# [Written request]
Filter the data for lines with the word "denote", then copy every line so identified.

# [Data records]
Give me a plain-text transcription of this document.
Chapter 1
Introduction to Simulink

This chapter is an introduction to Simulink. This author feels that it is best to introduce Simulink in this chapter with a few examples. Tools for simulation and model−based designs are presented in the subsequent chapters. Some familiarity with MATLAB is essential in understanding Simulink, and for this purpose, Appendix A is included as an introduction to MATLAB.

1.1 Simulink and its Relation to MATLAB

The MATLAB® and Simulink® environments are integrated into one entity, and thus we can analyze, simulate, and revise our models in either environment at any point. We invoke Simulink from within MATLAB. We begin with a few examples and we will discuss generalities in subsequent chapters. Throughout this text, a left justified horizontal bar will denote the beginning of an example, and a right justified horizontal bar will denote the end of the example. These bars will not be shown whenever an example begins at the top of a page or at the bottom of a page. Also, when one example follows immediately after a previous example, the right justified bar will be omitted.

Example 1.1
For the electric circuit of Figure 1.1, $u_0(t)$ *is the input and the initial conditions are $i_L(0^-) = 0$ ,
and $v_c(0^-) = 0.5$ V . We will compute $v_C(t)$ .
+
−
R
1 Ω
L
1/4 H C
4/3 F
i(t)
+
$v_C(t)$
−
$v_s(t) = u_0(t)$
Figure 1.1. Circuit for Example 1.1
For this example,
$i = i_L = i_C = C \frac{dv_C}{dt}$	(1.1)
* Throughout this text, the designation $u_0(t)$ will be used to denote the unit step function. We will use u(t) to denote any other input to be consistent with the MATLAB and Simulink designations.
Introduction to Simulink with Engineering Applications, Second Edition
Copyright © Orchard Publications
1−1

--

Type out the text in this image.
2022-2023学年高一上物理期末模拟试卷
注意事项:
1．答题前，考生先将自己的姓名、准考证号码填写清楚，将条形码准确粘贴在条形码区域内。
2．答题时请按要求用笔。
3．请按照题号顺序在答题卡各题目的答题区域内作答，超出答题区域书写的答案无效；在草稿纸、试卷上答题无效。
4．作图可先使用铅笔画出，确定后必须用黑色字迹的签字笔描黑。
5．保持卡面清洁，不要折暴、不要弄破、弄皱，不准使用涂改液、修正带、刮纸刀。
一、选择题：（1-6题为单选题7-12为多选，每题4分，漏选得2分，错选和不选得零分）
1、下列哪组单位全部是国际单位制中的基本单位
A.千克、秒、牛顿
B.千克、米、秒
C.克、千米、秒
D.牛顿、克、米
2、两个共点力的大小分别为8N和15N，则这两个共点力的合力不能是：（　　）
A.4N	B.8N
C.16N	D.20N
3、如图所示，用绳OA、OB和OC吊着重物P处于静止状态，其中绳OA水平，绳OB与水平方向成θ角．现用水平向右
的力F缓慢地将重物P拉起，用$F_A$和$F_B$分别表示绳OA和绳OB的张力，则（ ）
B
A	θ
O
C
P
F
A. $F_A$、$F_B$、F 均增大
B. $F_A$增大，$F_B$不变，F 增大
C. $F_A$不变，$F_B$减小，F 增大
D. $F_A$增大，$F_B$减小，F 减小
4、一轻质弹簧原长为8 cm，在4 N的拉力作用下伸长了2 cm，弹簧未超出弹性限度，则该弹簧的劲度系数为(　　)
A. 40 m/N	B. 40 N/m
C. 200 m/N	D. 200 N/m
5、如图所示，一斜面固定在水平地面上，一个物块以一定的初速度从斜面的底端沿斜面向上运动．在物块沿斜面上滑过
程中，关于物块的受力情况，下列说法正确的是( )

# [Exercise solution]
The MATLAB® and Simulink® environments are integrated into one entity, and thus we can analyze, simulate, and revise our models in either environment at any point. We invoke Simulink from within MATLAB. We begin with a few examples and we will discuss generalities in subsequent chapters. Throughout this text, a left justified horizontal bar will denote the beginning of an example, and a right justified horizontal bar will denote the end of the example. These bars will not be shown whenever an example begins at the top of a page or at the bottom of a page. Also, when one example follows immediately after a previous example, the right justified bar will be omitted.
* Throughout this text, the designation $u_0(t)$ will be used to denote the unit step function. We will use u(t) to denote any other input to be consistent with the MATLAB and Simulink designations.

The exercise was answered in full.